DATASET RECORDS =>
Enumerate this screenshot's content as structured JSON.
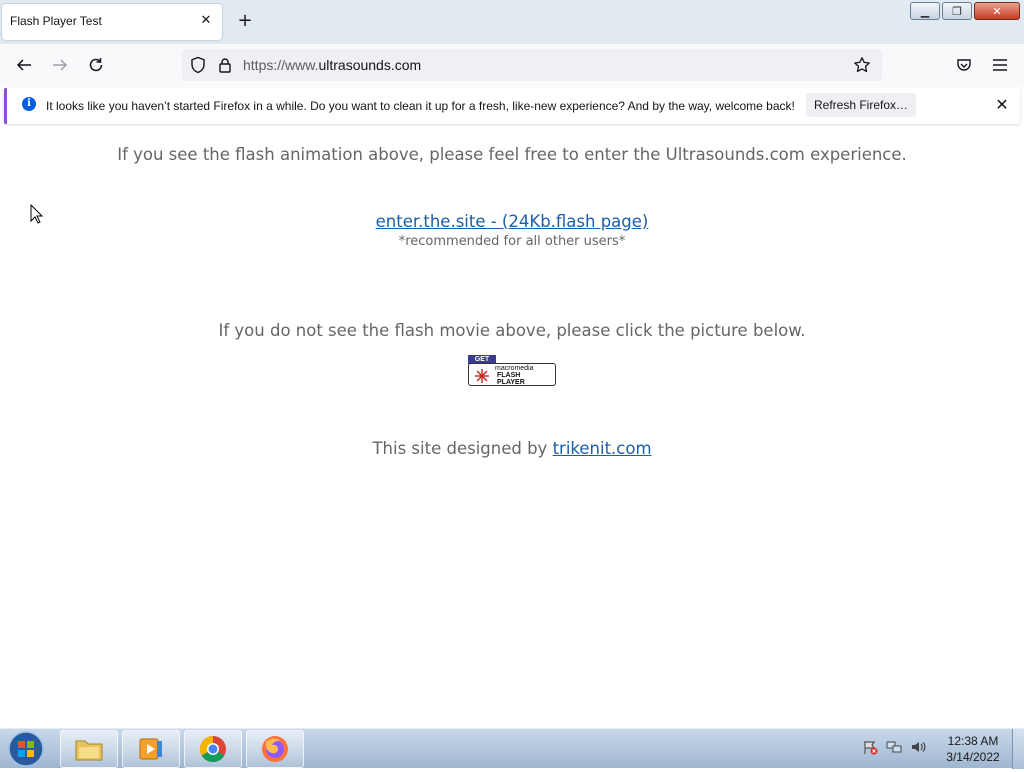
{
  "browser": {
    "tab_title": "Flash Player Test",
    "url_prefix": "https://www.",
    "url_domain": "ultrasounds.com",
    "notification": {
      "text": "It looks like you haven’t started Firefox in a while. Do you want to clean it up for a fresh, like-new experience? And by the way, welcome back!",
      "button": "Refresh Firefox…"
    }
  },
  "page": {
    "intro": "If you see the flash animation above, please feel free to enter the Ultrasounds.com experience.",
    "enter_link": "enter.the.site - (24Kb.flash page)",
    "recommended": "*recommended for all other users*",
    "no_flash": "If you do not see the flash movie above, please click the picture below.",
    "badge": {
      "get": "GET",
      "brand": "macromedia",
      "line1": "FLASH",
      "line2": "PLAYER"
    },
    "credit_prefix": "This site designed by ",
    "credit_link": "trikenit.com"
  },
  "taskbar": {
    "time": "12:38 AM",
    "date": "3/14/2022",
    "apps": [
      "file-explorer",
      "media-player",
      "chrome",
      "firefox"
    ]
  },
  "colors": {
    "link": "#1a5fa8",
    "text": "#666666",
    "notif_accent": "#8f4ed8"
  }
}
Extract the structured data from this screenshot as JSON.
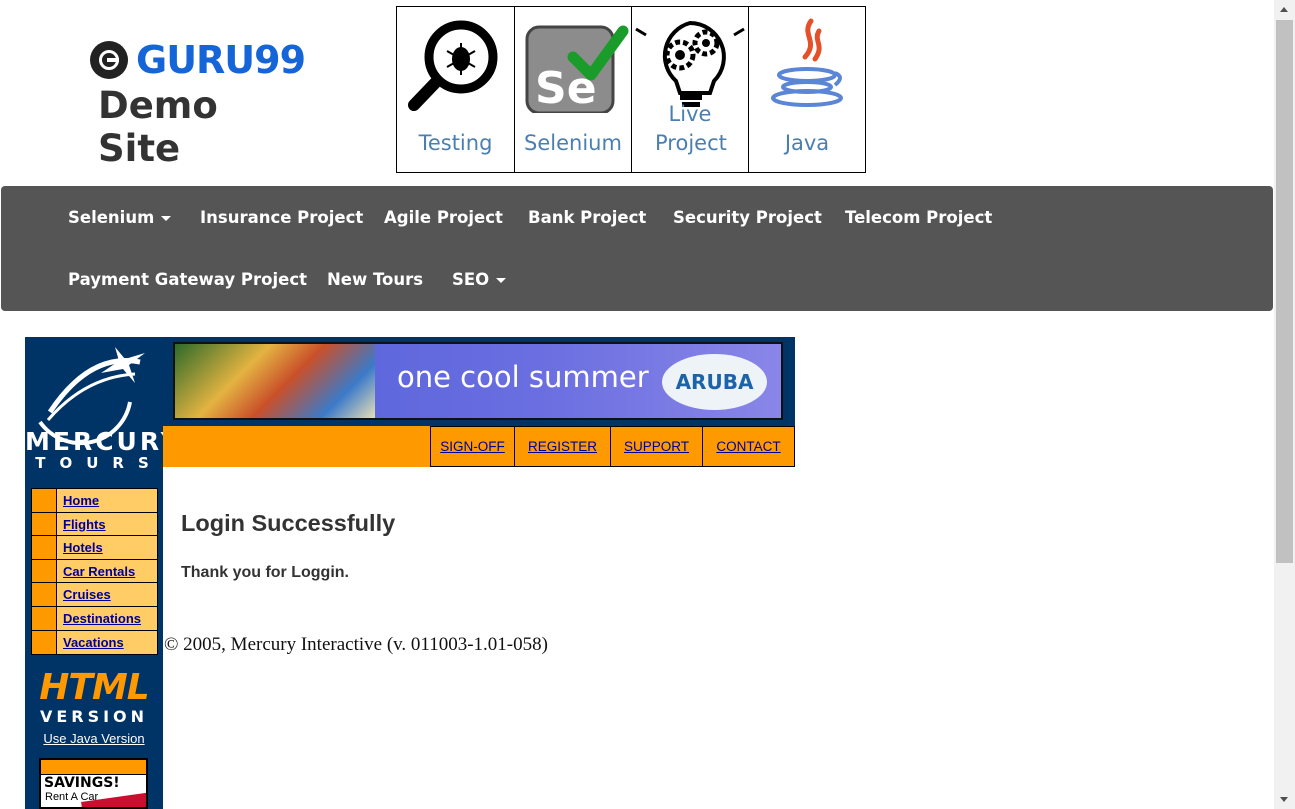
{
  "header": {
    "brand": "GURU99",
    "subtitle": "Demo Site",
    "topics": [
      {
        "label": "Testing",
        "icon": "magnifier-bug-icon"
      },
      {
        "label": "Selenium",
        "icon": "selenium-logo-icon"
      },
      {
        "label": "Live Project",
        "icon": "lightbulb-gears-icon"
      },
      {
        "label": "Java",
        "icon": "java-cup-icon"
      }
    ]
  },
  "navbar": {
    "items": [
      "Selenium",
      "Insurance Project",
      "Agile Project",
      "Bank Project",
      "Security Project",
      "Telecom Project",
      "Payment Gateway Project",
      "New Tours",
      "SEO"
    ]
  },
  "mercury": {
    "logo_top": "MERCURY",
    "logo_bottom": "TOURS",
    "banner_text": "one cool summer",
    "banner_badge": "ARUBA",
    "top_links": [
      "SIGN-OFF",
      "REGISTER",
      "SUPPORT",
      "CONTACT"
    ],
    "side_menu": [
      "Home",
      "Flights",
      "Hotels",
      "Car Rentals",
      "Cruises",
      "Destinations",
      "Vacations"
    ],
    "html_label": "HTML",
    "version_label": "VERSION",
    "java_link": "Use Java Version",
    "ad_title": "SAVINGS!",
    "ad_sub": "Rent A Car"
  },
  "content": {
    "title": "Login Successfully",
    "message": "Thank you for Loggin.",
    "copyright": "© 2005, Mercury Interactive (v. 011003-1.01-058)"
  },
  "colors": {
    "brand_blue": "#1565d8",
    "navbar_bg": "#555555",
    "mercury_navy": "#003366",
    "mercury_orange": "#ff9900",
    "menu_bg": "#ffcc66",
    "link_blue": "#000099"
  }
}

TASK STATEMENT =>
Make an exact reproduction of the listing above, without any pictures.

SOLUTION TO THIS TASK =>
Enumerate this screenshot's content as structured JSON.
{
  "browser": {
    "tab_title": "Flash Player Test",
    "url_prefix": "https://www.",
    "url_domain": "ultrasounds.com",
    "notification": {
      "text": "It looks like you haven’t started Firefox in a while. Do you want to clean it up for a fresh, like-new experience? And by the way, welcome back!",
      "button": "Refresh Firefox…"
    }
  },
  "page": {
    "intro": "If you see the flash animation above, please feel free to enter the Ultrasounds.com experience.",
    "enter_link": "enter.the.site - (24Kb.flash page)",
    "recommended": "*recommended for all other users*",
    "no_flash": "If you do not see the flash movie above, please click the picture below.",
    "badge": {
      "get": "GET",
      "brand": "macromedia",
      "line1": "FLASH",
      "line2": "PLAYER"
    },
    "credit_prefix": "This site designed by ",
    "credit_link": "trikenit.com"
  },
  "taskbar": {
    "time": "12:38 AM",
    "date": "3/14/2022",
    "apps": [
      "file-explorer",
      "media-player",
      "chrome",
      "firefox"
    ]
  },
  "colors": {
    "link": "#1a5fa8",
    "text": "#666666",
    "notif_accent": "#8f4ed8"
  }
}
Extract the structured data from this screenshot as JSON.
{
  "header": {
    "brand": "GURU99",
    "subtitle": "Demo Site",
    "topics": [
      {
        "label": "Testing",
        "icon": "magnifier-bug-icon"
      },
      {
        "label": "Selenium",
        "icon": "selenium-logo-icon"
      },
      {
        "label": "Live Project",
        "icon": "lightbulb-gears-icon"
      },
      {
        "label": "Java",
        "icon": "java-cup-icon"
      }
    ]
  },
  "navbar": {
    "items": [
      "Selenium",
      "Insurance Project",
      "Agile Project",
      "Bank Project",
      "Security Project",
      "Telecom Project",
      "Payment Gateway Project",
      "New Tours",
      "SEO"
    ]
  },
  "mercury": {
    "logo_top": "MERCURY",
    "logo_bottom": "TOURS",
    "banner_text": "one cool summer",
    "banner_badge": "ARUBA",
    "top_links": [
      "SIGN-OFF",
      "REGISTER",
      "SUPPORT",
      "CONTACT"
    ],
    "side_menu": [
      "Home",
      "Flights",
      "Hotels",
      "Car Rentals",
      "Cruises",
      "Destinations",
      "Vacations"
    ],
    "html_label": "HTML",
    "version_label": "VERSION",
    "java_link": "Use Java Version",
    "ad_title": "SAVINGS!",
    "ad_sub": "Rent A Car"
  },
  "content": {
    "title": "Login Successfully",
    "message": "Thank you for Loggin.",
    "copyright": "© 2005, Mercury Interactive (v. 011003-1.01-058)"
  },
  "colors": {
    "brand_blue": "#1565d8",
    "navbar_bg": "#555555",
    "mercury_navy": "#003366",
    "mercury_orange": "#ff9900",
    "menu_bg": "#ffcc66",
    "link_blue": "#000099"
  }
}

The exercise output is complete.